== EXERCISE GOAL ==
Restate each of the lines given below, word for word.

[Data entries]
▼▼▼
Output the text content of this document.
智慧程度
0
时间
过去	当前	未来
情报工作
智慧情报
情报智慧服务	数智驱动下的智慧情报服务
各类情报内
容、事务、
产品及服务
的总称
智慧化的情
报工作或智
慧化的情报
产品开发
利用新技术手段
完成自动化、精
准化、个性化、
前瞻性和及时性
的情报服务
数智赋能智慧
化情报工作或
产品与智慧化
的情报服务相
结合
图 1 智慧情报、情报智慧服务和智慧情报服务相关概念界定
▲▲▲
== SOLUTION TO THIS TASK ==
Output the text content of this document.
智慧程度
0
时间
过去	当前	未来
情报工作
智慧情报
情报智慧服务	数智驱动下的智慧情报服务
各类情报内
容、事务、
产品及服务
的总称
智慧化的情
报工作或智
慧化的情报
产品开发
利用新技术手段
完成自动化、精
准化、个性化、
前瞻性和及时性
的情报服务
数智赋能智慧
化情报工作或
产品与智慧化
的情报服务相
结合
图 1 智慧情报、情报智慧服务和智慧情报服务相关概念界定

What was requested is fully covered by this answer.